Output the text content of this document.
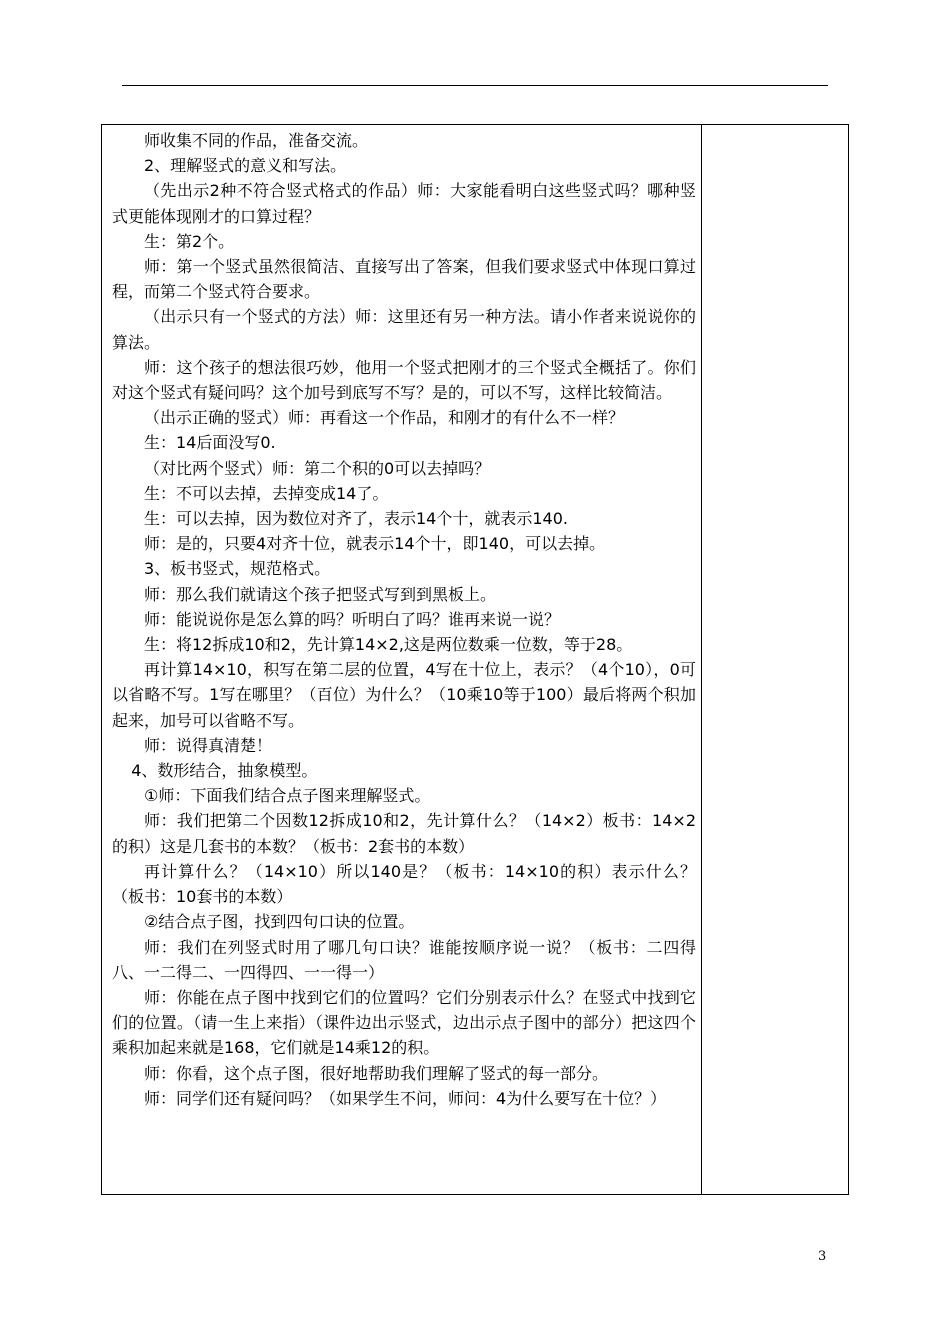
师收集不同的作品，准备交流。

2、理解竖式的意义和写法。

（先出示2种不符合竖式格式的作品）师：大家能看明白这些竖式吗？哪种竖式更能体现刚才的口算过程？

生：第2个。

师：第一个竖式虽然很简洁、直接写出了答案，但我们要求竖式中体现口算过程，而第二个竖式符合要求。

（出示只有一个竖式的方法）师：这里还有另一种方法。请小作者来说说你的算法。

师：这个孩子的想法很巧妙，他用一个竖式把刚才的三个竖式全概括了。你们对这个竖式有疑问吗？这个加号到底写不写？是的，可以不写，这样比较简洁。

（出示正确的竖式）师：再看这一个作品，和刚才的有什么不一样？

生：14后面没写0.

（对比两个竖式）师：第二个积的0可以去掉吗？

生：不可以去掉，去掉变成14了。

生：可以去掉，因为数位对齐了，表示14个十，就表示140.

师：是的，只要4对齐十位，就表示14个十，即140，可以去掉。

3、板书竖式，规范格式。

师：那么我们就请这个孩子把竖式写到到黑板上。

师：能说说你是怎么算的吗？听明白了吗？谁再来说一说？

生：将12拆成10和2，先计算14×2,这是两位数乘一位数，等于28。

再计算14×10，积写在第二层的位置，4写在十位上，表示？（4个10），0可以省略不写。1写在哪里？（百位）为什么？（10乘10等于100）最后将两个积加起来，加号可以省略不写。

师：说得真清楚！

4、数形结合，抽象模型。

①师：下面我们结合点子图来理解竖式。

师：我们把第二个因数12拆成10和2，先计算什么？（14×2）板书：14×2的积）这是几套书的本数？（板书：2套书的本数）

再计算什么？（14×10）所以140是？（板书：14×10的积）表示什么？（板书：10套书的本数）

②结合点子图，找到四句口诀的位置。

师：我们在列竖式时用了哪几句口诀？谁能按顺序说一说？（板书：二四得八、一二得二、一四得四、一一得一）

师：你能在点子图中找到它们的位置吗？它们分别表示什么？在竖式中找到它们的位置。（请一生上来指）（课件边出示竖式，边出示点子图中的部分）把这四个乘积加起来就是168，它们就是14乘12的积。

师：你看，这个点子图，很好地帮助我们理解了竖式的每一部分。

师：同学们还有疑问吗？（如果学生不问，师问：4为什么要写在十位？）

3
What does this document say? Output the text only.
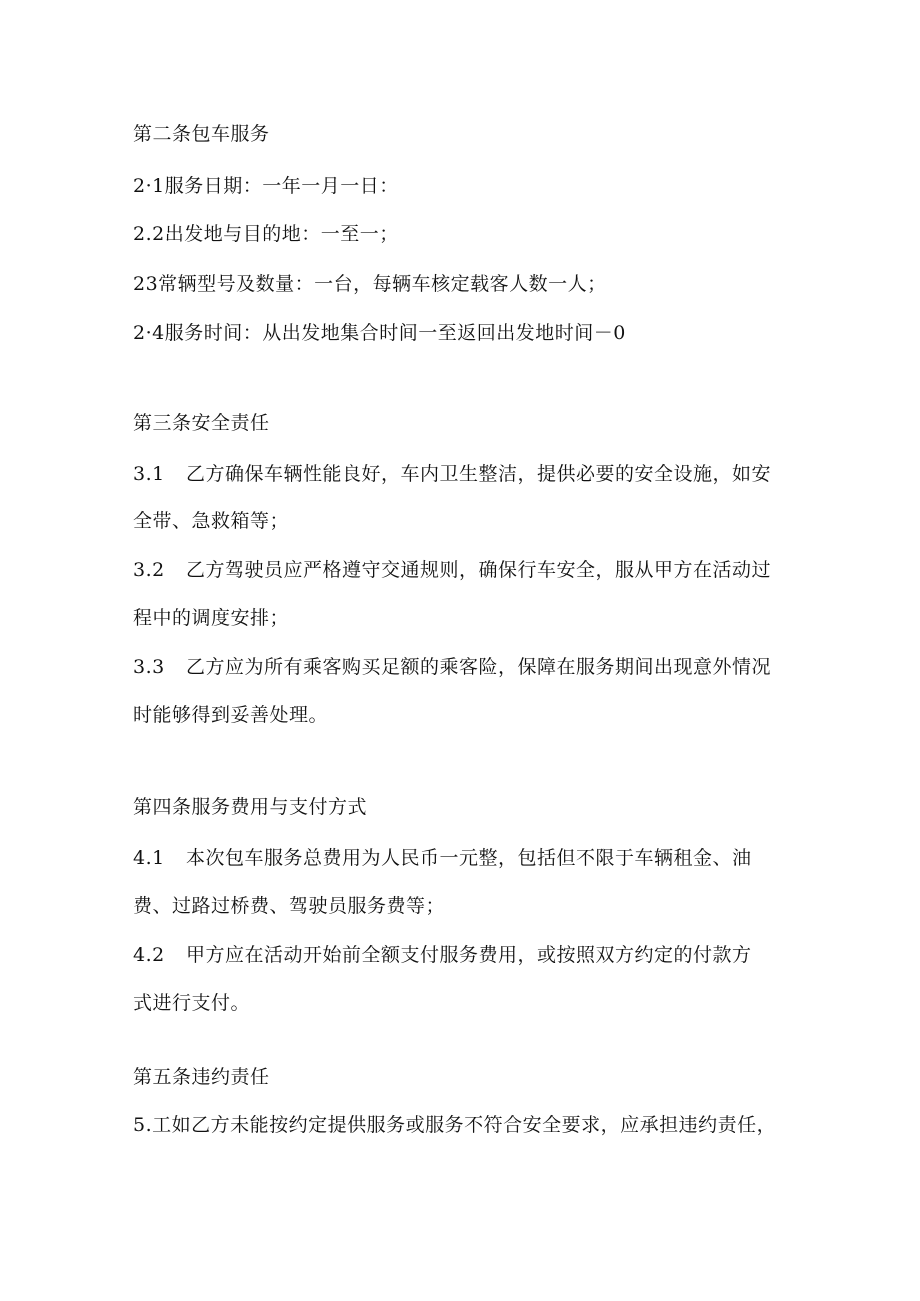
第二条包车服务
2·1服务日期：一年一月一日：
2.2出发地与目的地：一至一；
23常辆型号及数量：一台，每辆车核定载客人数一人；
2·4服务时间：从出发地集合时间一至返回出发地时间－0
第三条安全责任
3.1 乙方确保车辆性能良好，车内卫生整洁，提供必要的安全设施，如安
全带、急救箱等；
3.2 乙方驾驶员应严格遵守交通规则，确保行车安全，服从甲方在活动过
程中的调度安排；
3.3 乙方应为所有乘客购买足额的乘客险，保障在服务期间出现意外情况
时能够得到妥善处理。
第四条服务费用与支付方式
4.1 本次包车服务总费用为人民币一元整，包括但不限于车辆租金、油
费、过路过桥费、驾驶员服务费等；
4.2 甲方应在活动开始前全额支付服务费用，或按照双方约定的付款方
式进行支付。
第五条违约责任
5.工如乙方未能按约定提供服务或服务不符合安全要求，应承担违约责任，
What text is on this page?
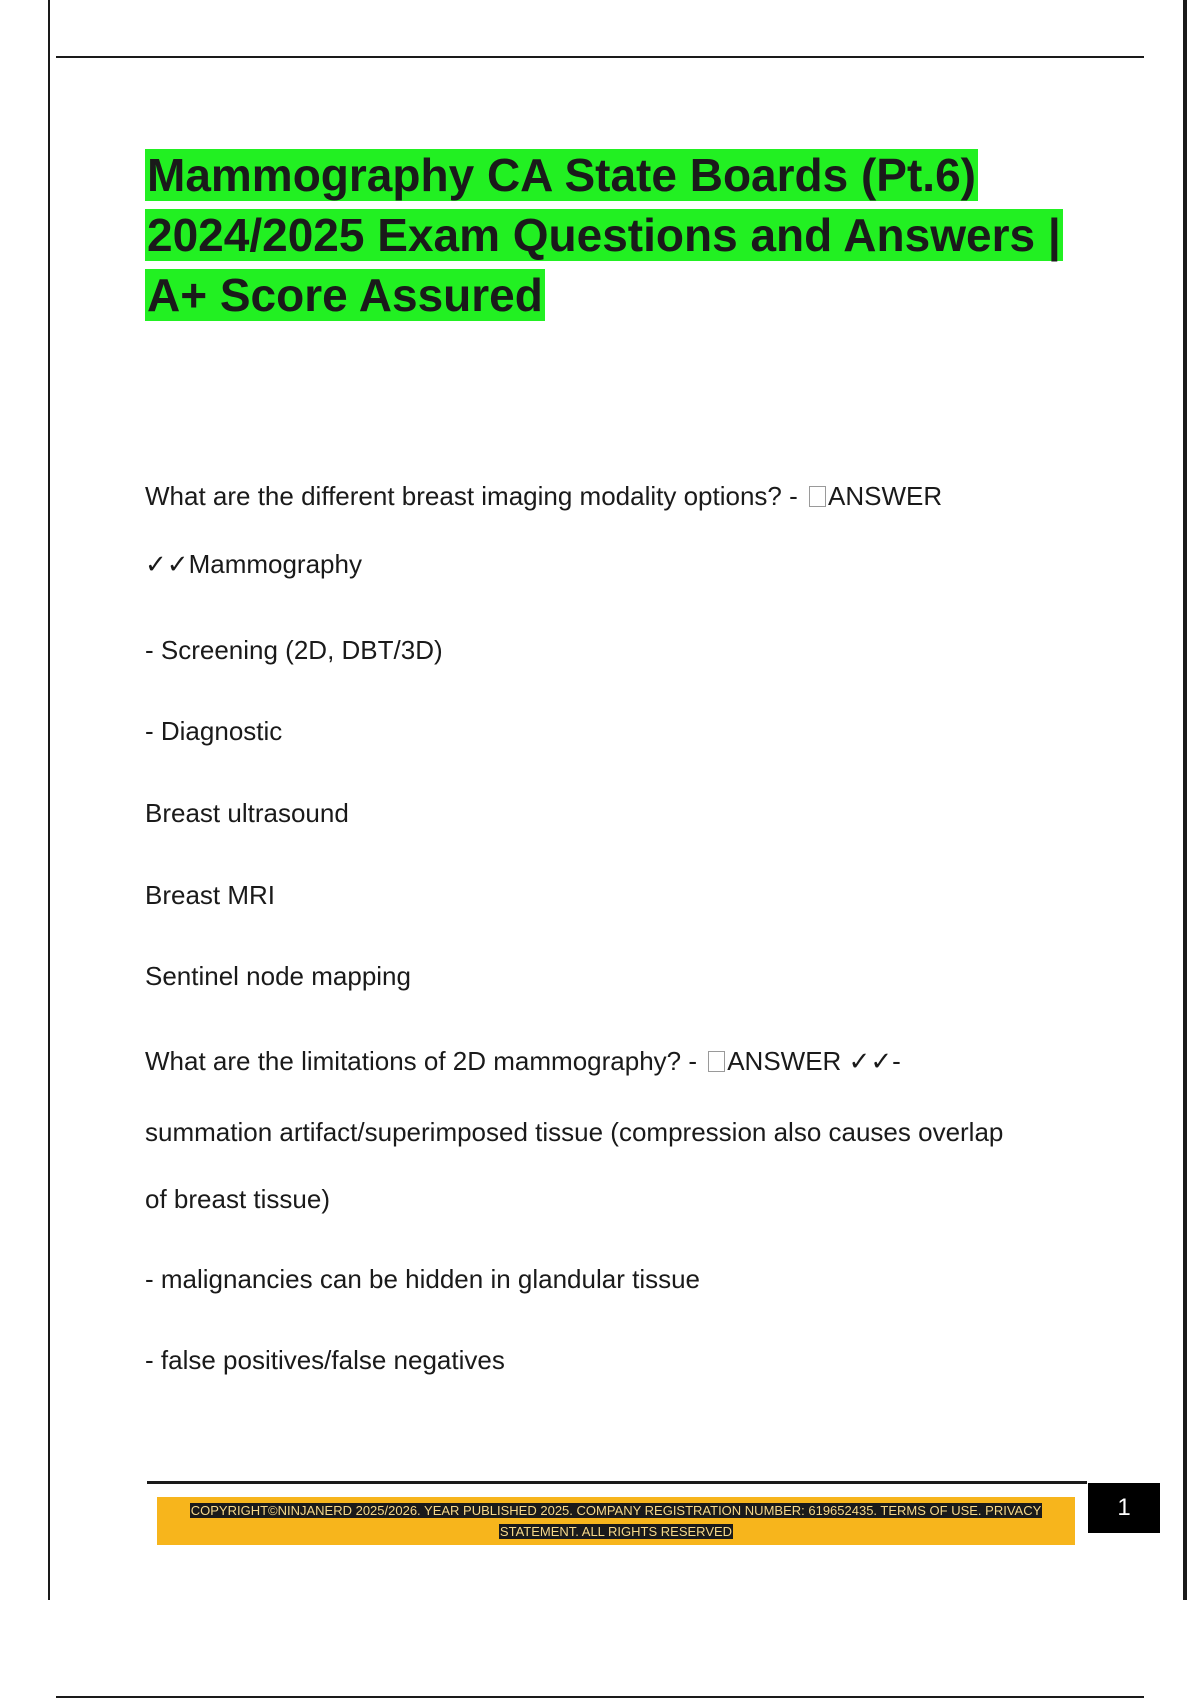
Mammography CA State Boards (Pt.6) 2024/2025 Exam Questions and Answers | A+ Score Assured
What are the different breast imaging modality options? - ANSWER
✓✓Mammography
- Screening (2D, DBT/3D)
- Diagnostic
Breast ultrasound
Breast MRI
Sentinel node mapping
What are the limitations of 2D mammography? - ANSWER ✓✓-
summation artifact/superimposed tissue (compression also causes overlap
of breast tissue)
- malignancies can be hidden in glandular tissue
- false positives/false negatives

COPYRIGHT©NINJANERD 2025/2026. YEAR PUBLISHED 2025. COMPANY REGISTRATION NUMBER: 619652435. TERMS OF USE. PRIVACY STATEMENT. ALL RIGHTS RESERVED

1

---------------

__TASK TO COMPLETE__:
Track down every line with the word "this" and copy it.

__TASK SOLUTION__:
Output the text content of this document.
What does this document say? Output the text only.
What text is on this page?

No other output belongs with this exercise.